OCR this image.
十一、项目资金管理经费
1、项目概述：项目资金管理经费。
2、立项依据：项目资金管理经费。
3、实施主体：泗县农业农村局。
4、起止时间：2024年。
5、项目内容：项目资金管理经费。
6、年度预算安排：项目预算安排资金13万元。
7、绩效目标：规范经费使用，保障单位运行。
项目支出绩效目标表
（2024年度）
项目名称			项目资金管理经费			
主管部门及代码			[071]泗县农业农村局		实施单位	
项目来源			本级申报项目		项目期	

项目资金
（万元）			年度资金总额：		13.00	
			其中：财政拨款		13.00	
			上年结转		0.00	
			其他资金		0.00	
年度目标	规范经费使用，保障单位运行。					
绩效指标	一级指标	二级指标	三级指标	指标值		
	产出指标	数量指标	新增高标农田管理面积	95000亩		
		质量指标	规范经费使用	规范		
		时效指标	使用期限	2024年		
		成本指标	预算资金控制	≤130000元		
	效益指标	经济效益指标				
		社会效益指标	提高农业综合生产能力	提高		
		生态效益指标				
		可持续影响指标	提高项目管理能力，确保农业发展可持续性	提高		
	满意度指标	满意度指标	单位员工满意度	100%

...

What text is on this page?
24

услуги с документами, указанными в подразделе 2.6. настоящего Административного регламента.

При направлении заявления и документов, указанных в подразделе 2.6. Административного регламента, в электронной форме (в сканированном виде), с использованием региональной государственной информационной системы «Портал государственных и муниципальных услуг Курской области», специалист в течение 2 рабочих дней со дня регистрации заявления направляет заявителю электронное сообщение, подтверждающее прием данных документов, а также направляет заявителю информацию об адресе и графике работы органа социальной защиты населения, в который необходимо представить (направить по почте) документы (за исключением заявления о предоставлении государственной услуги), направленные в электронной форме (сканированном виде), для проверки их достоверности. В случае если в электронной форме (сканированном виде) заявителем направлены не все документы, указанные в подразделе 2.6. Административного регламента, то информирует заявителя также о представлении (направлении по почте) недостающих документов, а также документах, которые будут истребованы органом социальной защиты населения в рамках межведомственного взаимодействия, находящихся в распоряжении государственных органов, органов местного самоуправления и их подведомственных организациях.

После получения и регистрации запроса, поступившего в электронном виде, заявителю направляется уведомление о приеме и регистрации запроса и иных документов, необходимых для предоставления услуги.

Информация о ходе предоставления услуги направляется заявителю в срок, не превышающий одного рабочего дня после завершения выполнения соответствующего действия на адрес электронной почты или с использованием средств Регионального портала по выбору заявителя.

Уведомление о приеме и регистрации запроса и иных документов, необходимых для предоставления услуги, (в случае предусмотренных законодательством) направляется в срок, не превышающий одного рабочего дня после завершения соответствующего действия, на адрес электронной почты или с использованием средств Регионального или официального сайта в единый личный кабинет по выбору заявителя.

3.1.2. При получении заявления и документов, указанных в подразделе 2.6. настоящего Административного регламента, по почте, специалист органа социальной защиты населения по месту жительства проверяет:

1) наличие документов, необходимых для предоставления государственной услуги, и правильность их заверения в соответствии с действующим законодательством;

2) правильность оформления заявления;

==

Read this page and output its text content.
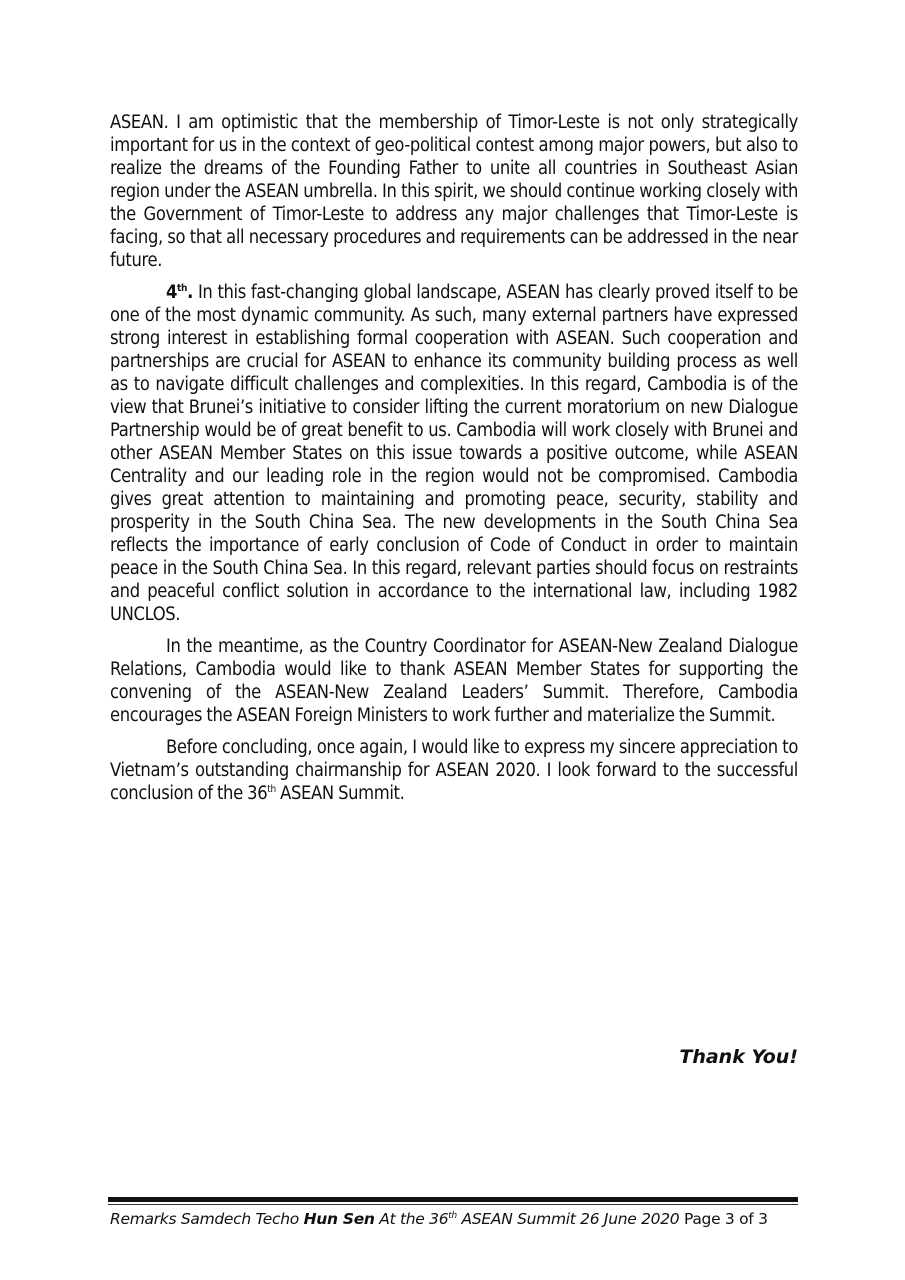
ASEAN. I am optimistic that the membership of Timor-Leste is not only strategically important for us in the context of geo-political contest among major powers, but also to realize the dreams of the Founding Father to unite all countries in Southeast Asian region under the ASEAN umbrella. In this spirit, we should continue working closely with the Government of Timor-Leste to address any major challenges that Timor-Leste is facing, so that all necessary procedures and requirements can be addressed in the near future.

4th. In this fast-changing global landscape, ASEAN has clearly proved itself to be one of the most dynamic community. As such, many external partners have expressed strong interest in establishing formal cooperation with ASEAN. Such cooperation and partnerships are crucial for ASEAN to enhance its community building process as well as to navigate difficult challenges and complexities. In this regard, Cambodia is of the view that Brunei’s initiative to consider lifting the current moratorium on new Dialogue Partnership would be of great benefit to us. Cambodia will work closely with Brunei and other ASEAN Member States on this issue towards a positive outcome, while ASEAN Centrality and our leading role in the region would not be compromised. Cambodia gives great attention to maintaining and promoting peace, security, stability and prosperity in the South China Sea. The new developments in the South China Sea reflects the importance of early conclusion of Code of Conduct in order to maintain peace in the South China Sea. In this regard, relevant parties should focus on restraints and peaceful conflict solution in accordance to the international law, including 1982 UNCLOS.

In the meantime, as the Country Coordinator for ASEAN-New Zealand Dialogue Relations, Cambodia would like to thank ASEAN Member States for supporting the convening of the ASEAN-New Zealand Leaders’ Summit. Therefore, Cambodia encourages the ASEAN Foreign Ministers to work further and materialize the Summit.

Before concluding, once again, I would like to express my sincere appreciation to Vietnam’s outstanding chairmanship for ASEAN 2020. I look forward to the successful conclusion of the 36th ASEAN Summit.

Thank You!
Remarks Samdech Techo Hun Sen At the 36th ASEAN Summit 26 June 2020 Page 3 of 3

> Problem to solve
Only lines with the word "项目资金管理经费" are wanted, so copy each one from the records.

> Response to this exercise
十一、项目资金管理经费
1、项目概述：项目资金管理经费。
2、立项依据：项目资金管理经费。
5、项目内容：项目资金管理经费。
项目名称			项目资金管理经费			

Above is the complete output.